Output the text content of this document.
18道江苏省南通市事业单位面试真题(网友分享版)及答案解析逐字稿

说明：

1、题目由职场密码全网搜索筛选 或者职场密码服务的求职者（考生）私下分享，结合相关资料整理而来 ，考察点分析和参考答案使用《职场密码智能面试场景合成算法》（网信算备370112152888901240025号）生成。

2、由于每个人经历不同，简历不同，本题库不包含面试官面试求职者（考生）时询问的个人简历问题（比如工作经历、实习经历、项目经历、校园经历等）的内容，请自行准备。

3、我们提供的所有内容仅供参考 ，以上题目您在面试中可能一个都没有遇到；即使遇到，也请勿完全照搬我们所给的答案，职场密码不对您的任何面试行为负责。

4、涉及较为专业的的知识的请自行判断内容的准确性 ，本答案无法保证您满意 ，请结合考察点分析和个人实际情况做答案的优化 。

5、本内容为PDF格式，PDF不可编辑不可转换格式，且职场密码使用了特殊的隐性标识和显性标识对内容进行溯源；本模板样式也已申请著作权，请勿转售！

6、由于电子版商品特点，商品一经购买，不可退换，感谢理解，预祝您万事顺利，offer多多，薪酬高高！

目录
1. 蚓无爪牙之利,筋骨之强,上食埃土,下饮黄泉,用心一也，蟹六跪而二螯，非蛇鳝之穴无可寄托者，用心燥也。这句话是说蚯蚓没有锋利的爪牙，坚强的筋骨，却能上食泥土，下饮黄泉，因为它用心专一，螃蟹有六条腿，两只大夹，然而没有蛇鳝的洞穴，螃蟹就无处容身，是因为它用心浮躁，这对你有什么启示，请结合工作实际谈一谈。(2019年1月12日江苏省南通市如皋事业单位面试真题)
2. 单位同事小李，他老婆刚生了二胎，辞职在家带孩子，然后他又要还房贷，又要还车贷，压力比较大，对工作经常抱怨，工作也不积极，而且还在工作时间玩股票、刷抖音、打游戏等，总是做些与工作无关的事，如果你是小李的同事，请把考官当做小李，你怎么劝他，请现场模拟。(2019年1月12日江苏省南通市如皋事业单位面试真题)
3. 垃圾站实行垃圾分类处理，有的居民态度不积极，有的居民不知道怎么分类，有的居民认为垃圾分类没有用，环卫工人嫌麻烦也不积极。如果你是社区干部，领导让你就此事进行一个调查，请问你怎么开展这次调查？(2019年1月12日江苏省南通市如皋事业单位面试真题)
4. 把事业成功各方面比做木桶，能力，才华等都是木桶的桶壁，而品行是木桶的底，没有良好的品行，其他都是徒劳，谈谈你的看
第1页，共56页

#### [Exercise prompt]
Recopy the entries above in their entirety, exactly.

#### [Result]
Output the text content of this document.
18道江苏省南通市事业单位面试真题(网友分享版)及答案解析逐字稿

说明：

1、题目由职场密码全网搜索筛选 或者职场密码服务的求职者（考生）私下分享，结合相关资料整理而来 ，考察点分析和参考答案使用《职场密码智能面试场景合成算法》（网信算备370112152888901240025号）生成。

2、由于每个人经历不同，简历不同，本题库不包含面试官面试求职者（考生）时询问的个人简历问题（比如工作经历、实习经历、项目经历、校园经历等）的内容，请自行准备。

3、我们提供的所有内容仅供参考 ，以上题目您在面试中可能一个都没有遇到；即使遇到，也请勿完全照搬我们所给的答案，职场密码不对您的任何面试行为负责。

4、涉及较为专业的的知识的请自行判断内容的准确性 ，本答案无法保证您满意 ，请结合考察点分析和个人实际情况做答案的优化 。

5、本内容为PDF格式，PDF不可编辑不可转换格式，且职场密码使用了特殊的隐性标识和显性标识对内容进行溯源；本模板样式也已申请著作权，请勿转售！

6、由于电子版商品特点，商品一经购买，不可退换，感谢理解，预祝您万事顺利，offer多多，薪酬高高！

目录
1. 蚓无爪牙之利,筋骨之强,上食埃土,下饮黄泉,用心一也，蟹六跪而二螯，非蛇鳝之穴无可寄托者，用心燥也。这句话是说蚯蚓没有锋利的爪牙，坚强的筋骨，却能上食泥土，下饮黄泉，因为它用心专一，螃蟹有六条腿，两只大夹，然而没有蛇鳝的洞穴，螃蟹就无处容身，是因为它用心浮躁，这对你有什么启示，请结合工作实际谈一谈。(2019年1月12日江苏省南通市如皋事业单位面试真题)
2. 单位同事小李，他老婆刚生了二胎，辞职在家带孩子，然后他又要还房贷，又要还车贷，压力比较大，对工作经常抱怨，工作也不积极，而且还在工作时间玩股票、刷抖音、打游戏等，总是做些与工作无关的事，如果你是小李的同事，请把考官当做小李，你怎么劝他，请现场模拟。(2019年1月12日江苏省南通市如皋事业单位面试真题)
3. 垃圾站实行垃圾分类处理，有的居民态度不积极，有的居民不知道怎么分类，有的居民认为垃圾分类没有用，环卫工人嫌麻烦也不积极。如果你是社区干部，领导让你就此事进行一个调查，请问你怎么开展这次调查？(2019年1月12日江苏省南通市如皋事业单位面试真题)
4. 把事业成功各方面比做木桶，能力，才华等都是木桶的桶壁，而品行是木桶的底，没有良好的品行，其他都是徒劳，谈谈你的看
第1页，共56页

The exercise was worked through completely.